Data entries:
* * * *

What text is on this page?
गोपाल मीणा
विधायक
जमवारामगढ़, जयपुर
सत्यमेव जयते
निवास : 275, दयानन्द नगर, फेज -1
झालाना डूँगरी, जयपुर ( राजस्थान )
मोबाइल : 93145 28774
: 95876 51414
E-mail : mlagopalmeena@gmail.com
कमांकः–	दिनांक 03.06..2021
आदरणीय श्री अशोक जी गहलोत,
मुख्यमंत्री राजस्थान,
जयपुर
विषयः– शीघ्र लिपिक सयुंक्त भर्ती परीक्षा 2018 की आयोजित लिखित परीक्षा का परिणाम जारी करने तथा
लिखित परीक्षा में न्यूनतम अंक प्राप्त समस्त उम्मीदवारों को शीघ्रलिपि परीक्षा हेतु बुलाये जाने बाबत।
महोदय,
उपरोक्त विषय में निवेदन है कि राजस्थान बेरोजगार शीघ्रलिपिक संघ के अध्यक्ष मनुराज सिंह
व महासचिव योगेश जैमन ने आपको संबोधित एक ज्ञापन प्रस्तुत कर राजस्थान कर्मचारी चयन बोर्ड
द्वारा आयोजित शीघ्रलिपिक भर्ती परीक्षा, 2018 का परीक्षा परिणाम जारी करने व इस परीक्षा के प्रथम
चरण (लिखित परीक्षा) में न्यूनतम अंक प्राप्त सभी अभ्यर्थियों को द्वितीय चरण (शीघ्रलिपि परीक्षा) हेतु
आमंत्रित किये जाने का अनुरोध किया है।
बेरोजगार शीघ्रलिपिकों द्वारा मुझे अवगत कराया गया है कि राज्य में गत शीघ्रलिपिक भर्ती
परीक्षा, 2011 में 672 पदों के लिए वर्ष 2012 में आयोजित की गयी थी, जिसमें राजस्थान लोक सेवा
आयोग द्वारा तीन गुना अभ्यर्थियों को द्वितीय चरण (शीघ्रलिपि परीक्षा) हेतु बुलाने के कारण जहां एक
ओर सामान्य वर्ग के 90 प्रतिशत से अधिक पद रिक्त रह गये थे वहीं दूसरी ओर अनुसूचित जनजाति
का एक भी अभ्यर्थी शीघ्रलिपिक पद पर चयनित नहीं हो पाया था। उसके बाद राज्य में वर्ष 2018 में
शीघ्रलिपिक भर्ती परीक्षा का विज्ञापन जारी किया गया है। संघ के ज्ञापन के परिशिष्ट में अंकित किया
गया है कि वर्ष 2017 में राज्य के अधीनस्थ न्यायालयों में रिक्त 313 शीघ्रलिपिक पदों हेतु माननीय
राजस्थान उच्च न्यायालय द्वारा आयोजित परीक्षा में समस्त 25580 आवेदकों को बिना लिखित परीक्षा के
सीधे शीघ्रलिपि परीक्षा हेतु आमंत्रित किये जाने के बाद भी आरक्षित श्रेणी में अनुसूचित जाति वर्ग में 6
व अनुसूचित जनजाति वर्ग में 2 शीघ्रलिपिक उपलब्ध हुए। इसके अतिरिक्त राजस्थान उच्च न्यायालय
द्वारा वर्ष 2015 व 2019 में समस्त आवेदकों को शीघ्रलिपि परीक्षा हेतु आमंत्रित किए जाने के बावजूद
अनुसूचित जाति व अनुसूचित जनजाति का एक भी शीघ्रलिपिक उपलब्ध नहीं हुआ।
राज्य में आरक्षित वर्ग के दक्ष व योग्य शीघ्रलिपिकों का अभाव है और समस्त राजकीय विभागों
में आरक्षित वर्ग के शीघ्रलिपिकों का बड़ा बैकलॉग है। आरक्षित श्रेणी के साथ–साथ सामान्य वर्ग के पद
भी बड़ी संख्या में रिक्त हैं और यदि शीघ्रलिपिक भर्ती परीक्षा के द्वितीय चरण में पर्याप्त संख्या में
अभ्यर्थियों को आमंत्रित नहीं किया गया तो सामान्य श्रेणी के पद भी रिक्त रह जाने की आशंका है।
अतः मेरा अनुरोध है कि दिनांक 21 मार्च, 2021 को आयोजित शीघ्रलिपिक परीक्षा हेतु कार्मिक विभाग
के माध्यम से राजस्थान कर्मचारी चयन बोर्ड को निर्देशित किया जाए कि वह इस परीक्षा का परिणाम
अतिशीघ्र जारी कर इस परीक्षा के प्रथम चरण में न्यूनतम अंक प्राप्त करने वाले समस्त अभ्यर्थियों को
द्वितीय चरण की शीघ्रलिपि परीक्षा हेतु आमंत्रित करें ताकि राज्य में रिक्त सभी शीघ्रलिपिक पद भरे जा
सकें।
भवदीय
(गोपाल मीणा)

* * * *

**PROBLEM REQUIREMENTS**.
Could you transcribe the records in full, exactly?

**EXERCISE SOLUTION**.
What text is on this page?
गोपाल मीणा
विधायक
जमवारामगढ़, जयपुर
सत्यमेव जयते
निवास : 275, दयानन्द नगर, फेज -1
झालाना डूँगरी, जयपुर ( राजस्थान )
मोबाइल : 93145 28774
: 95876 51414
E-mail : mlagopalmeena@gmail.com
कमांकः–	दिनांक 03.06..2021
आदरणीय श्री अशोक जी गहलोत,
मुख्यमंत्री राजस्थान,
जयपुर
विषयः– शीघ्र लिपिक सयुंक्त भर्ती परीक्षा 2018 की आयोजित लिखित परीक्षा का परिणाम जारी करने तथा
लिखित परीक्षा में न्यूनतम अंक प्राप्त समस्त उम्मीदवारों को शीघ्रलिपि परीक्षा हेतु बुलाये जाने बाबत।
महोदय,
उपरोक्त विषय में निवेदन है कि राजस्थान बेरोजगार शीघ्रलिपिक संघ के अध्यक्ष मनुराज सिंह
व महासचिव योगेश जैमन ने आपको संबोधित एक ज्ञापन प्रस्तुत कर राजस्थान कर्मचारी चयन बोर्ड
द्वारा आयोजित शीघ्रलिपिक भर्ती परीक्षा, 2018 का परीक्षा परिणाम जारी करने व इस परीक्षा के प्रथम
चरण (लिखित परीक्षा) में न्यूनतम अंक प्राप्त सभी अभ्यर्थियों को द्वितीय चरण (शीघ्रलिपि परीक्षा) हेतु
आमंत्रित किये जाने का अनुरोध किया है।
बेरोजगार शीघ्रलिपिकों द्वारा मुझे अवगत कराया गया है कि राज्य में गत शीघ्रलिपिक भर्ती
परीक्षा, 2011 में 672 पदों के लिए वर्ष 2012 में आयोजित की गयी थी, जिसमें राजस्थान लोक सेवा
आयोग द्वारा तीन गुना अभ्यर्थियों को द्वितीय चरण (शीघ्रलिपि परीक्षा) हेतु बुलाने के कारण जहां एक
ओर सामान्य वर्ग के 90 प्रतिशत से अधिक पद रिक्त रह गये थे वहीं दूसरी ओर अनुसूचित जनजाति
का एक भी अभ्यर्थी शीघ्रलिपिक पद पर चयनित नहीं हो पाया था। उसके बाद राज्य में वर्ष 2018 में
शीघ्रलिपिक भर्ती परीक्षा का विज्ञापन जारी किया गया है। संघ के ज्ञापन के परिशिष्ट में अंकित किया
गया है कि वर्ष 2017 में राज्य के अधीनस्थ न्यायालयों में रिक्त 313 शीघ्रलिपिक पदों हेतु माननीय
राजस्थान उच्च न्यायालय द्वारा आयोजित परीक्षा में समस्त 25580 आवेदकों को बिना लिखित परीक्षा के
सीधे शीघ्रलिपि परीक्षा हेतु आमंत्रित किये जाने के बाद भी आरक्षित श्रेणी में अनुसूचित जाति वर्ग में 6
व अनुसूचित जनजाति वर्ग में 2 शीघ्रलिपिक उपलब्ध हुए। इसके अतिरिक्त राजस्थान उच्च न्यायालय
द्वारा वर्ष 2015 व 2019 में समस्त आवेदकों को शीघ्रलिपि परीक्षा हेतु आमंत्रित किए जाने के बावजूद
अनुसूचित जाति व अनुसूचित जनजाति का एक भी शीघ्रलिपिक उपलब्ध नहीं हुआ।
राज्य में आरक्षित वर्ग के दक्ष व योग्य शीघ्रलिपिकों का अभाव है और समस्त राजकीय विभागों
में आरक्षित वर्ग के शीघ्रलिपिकों का बड़ा बैकलॉग है। आरक्षित श्रेणी के साथ–साथ सामान्य वर्ग के पद
भी बड़ी संख्या में रिक्त हैं और यदि शीघ्रलिपिक भर्ती परीक्षा के द्वितीय चरण में पर्याप्त संख्या में
अभ्यर्थियों को आमंत्रित नहीं किया गया तो सामान्य श्रेणी के पद भी रिक्त रह जाने की आशंका है।
अतः मेरा अनुरोध है कि दिनांक 21 मार्च, 2021 को आयोजित शीघ्रलिपिक परीक्षा हेतु कार्मिक विभाग
के माध्यम से राजस्थान कर्मचारी चयन बोर्ड को निर्देशित किया जाए कि वह इस परीक्षा का परिणाम
अतिशीघ्र जारी कर इस परीक्षा के प्रथम चरण में न्यूनतम अंक प्राप्त करने वाले समस्त अभ्यर्थियों को
द्वितीय चरण की शीघ्रलिपि परीक्षा हेतु आमंत्रित करें ताकि राज्य में रिक्त सभी शीघ्रलिपिक पद भरे जा
सकें।
भवदीय
(गोपाल मीणा)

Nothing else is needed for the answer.